SA MAJESTÉ LA REINE et LE MINISTRE DE LA CITOYENNETÉ

ET DE L’IMMIGRATION

 

 

 

défendeurs

 

 

 

 

  MOTIFS DE L’ORDONNANCE ET ORDONNANCE

 

LA REQUÊTE

 

  • [1] Les demandeurs ont demandé que les groupes suivants soient autorisés à former un recours collectif en vertu de la partie 5.1 des Règles des Cours fédérales, DORS/98-106 :

    1. Tous les demandeurs roms de la République tchèque en attente d’une décision de la Section de la protection des réfugiés (SPR) dont l’audience n’avait pas encore commencé avant la publication de l’« Exposé, Rapport de la mission d’enquête sur la protection de l’État en République tchèque, juin 2009 » (rapport de 2009);

 

  1. Tous les demandeurs roms de la République tchèque dont l’audience a débuté avant le rapport de 2009, mais dont la décision n’a été rendue qu’après la publication du rapport de 2009;

 

  1. Tous les demandeurs roms de la République tchèque à l’égard desquels la SPR a rendu une décision défavorable en se fondant sur le rapport de 2009, en tout ou en partie, et dont l’affaire soit :

  • (i) fait l’objet d’un contrôle judiciaire devant la Cour fédérale;

(ii)  ne fait pas l’objet d’un contrôle judiciaire;

mais, en tous les cas, les demandeurs attendent un examen des risques avant le renvoi (ERAR);

 

  1. Tous les demandeurs roms de la République tchèque dont la demande a été refusée par la SPR en raison du rapport de 2009 et qui ont soit :

  • (i) déposé une demande d’ERAR et sont en attente d’une décision;

    • (ii) déposé aucune demande d’ERAR, mais sont en attente d’une mesure de renvoi;

mais, en tous les cas, n’ont pas encore été renvoyés;

 

  1. Tous les demandeurs roms de la République tchèque dont la demande a été refusée par la SPR en raison du rapport de 2009, qui sont « prêts pour le renvoi » et qui peuvent être légalement renvoyés;

  2. Tous les demandeurs roms de la République tchèque dont la demande a été refusée par la SPR en raison du rapport de 2009 et qui ont été renvoyés.

 

  • [2] Cette requête a été instruite en même temps que la requête des défendeurs visant à faire annuler des parties de la déclaration modifiée des demandeurs et, dans une certaine mesure, les deux requêtes sont intimement liées, car la portée des actes de procédure pourrait avoir des répercussions sur la capacité des demandeurs à satisfaire aux critères de certification et sur l’opinion de la Cour concernant la question de savoir si un recours collectif est le meilleur moyen de trancher de manière juste et efficace les questions communes de droit et de fait.

> Exercice proposé 1
Selon l'extrait sur le recours collectif, en vertu de quelle partie des Règles des Cours fédérales les demandeurs sollicitaient-ils l'autorisation de former un recours collectif ?
> Exercice proposé 2
Reprenez l'extrait sur le recours collectif et poursuivez-le à la suite de sa dernière phrase.
Les données n'interviennent d'aucune manière dans ce travail.

> Extraits de données

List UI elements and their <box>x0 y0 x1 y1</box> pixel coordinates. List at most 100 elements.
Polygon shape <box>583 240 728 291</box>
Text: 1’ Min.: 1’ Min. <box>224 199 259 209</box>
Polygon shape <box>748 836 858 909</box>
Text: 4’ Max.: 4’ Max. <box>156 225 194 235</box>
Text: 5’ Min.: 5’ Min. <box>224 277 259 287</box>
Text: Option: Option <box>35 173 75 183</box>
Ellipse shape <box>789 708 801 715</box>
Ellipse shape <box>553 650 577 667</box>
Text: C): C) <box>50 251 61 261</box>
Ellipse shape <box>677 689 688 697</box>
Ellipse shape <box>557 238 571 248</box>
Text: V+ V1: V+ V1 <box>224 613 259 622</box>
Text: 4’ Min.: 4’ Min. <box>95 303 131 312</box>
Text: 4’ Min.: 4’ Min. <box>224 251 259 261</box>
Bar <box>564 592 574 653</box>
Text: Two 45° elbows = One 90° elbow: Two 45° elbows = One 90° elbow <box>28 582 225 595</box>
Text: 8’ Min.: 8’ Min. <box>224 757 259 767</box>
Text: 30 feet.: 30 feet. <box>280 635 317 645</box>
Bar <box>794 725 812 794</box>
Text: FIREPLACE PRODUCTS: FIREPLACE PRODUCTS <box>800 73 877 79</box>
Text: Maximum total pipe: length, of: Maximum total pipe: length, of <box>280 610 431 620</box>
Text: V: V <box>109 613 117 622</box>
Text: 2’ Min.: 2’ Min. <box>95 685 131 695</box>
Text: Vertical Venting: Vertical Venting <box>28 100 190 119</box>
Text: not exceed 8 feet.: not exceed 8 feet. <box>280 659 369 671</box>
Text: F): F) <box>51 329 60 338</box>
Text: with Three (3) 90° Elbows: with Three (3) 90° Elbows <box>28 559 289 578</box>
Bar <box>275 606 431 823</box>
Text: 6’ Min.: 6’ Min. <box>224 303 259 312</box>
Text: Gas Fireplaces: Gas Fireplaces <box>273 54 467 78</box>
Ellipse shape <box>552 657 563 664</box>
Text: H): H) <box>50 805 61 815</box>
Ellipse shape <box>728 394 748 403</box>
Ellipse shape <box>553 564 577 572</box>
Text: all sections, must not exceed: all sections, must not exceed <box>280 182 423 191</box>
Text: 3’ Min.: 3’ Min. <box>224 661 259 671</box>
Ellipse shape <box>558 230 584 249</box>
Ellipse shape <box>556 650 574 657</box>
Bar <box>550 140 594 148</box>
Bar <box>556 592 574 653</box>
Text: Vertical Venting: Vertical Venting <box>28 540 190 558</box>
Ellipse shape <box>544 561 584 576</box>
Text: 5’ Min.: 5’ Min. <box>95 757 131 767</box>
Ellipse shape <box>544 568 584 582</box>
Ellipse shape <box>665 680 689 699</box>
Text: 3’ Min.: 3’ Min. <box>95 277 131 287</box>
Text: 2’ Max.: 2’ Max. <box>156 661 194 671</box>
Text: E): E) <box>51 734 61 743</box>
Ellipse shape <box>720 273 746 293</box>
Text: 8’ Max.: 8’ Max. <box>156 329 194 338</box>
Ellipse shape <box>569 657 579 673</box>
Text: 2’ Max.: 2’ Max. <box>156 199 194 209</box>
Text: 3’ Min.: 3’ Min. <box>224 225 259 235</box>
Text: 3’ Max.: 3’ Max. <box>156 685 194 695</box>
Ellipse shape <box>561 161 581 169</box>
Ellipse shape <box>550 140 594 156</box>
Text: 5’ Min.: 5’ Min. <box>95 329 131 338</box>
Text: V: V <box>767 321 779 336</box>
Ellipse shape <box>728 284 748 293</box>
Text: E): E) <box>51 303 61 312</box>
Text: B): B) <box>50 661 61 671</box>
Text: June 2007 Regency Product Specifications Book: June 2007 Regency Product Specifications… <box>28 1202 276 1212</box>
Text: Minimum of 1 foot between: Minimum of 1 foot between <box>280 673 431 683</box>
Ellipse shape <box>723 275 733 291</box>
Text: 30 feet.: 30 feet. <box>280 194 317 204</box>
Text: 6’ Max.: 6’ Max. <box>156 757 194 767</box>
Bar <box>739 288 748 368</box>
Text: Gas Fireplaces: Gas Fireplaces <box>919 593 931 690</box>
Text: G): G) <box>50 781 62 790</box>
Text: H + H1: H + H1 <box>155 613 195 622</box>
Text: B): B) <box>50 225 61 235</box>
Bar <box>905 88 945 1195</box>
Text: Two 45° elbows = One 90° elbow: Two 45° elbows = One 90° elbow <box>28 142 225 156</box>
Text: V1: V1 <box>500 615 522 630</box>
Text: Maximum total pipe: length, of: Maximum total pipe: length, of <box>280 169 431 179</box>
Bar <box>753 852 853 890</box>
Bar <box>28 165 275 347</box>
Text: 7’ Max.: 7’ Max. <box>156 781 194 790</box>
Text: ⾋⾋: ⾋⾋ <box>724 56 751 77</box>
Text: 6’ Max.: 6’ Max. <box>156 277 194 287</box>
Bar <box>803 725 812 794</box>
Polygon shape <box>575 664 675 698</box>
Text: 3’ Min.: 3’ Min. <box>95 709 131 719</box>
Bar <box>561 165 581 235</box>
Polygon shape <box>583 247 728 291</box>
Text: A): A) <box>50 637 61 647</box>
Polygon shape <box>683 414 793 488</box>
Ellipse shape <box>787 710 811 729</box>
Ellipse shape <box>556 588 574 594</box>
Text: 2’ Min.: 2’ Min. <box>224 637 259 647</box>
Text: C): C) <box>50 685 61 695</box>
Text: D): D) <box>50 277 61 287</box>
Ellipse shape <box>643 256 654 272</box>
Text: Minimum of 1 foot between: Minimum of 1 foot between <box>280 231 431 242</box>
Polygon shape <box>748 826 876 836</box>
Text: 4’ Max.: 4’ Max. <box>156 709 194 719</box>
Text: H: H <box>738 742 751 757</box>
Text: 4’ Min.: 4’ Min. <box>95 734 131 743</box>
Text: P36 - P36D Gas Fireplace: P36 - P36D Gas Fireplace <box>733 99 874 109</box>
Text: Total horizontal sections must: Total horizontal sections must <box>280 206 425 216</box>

> Réponse produite 1
En vertu de la partie 5.1 des Règles des Cours fédérales, DORS/98-106.

> Réponse produite 2
LE CADRE

 

  • [3] Par souci de commodité, les dispositions de la partie 5.1 des Règles ayant une importance particulière pour la présente requête sont les suivantes :

334.16 (1) Sous réserve du paragraphe (3), le juge autorise une instance comme recours collectif si les conditions suivantes sont réunies :

 

  • * a) les actes de procédure révèlent une cause d’action valable;

  • *  

  • * b) il existe un groupe identifiable formé d’au moins deux personnes;

  • *  

  • * c) les réclamations des membres du groupe soulèvent des points de droit ou de fait communs, que ceux-ci prédominent ou non sur ceux qui ne concernent qu’un membre;

  • *  

  • * d) le recours collectif est le meilleur moyen de régler, de façon juste et efficace, les points de droit ou de fait communs;

  • *  

  • * e) il existe un représentant demandeur qui:

 

 

  • * (i) représenterait de façon équitable et adéquate les intérêts du groupe,

  • *  

  • * (ii) a élaboré un plan qui propose une méthode efficace pour poursuivre l’instance au nom du groupe et tenir les membres du groupe informés de son déroulement,

 

 

 

  • * (iii) n’a pas de conflit d’intérêts avec d’autres membres du groupe en ce qui concerne les points de droit ou de fait communs,

 

 

  • * (iv) communique un sommaire des conventions relatives aux honoraires et débours qui sont intervenues entre lui et l’avocat inscrit au dossier.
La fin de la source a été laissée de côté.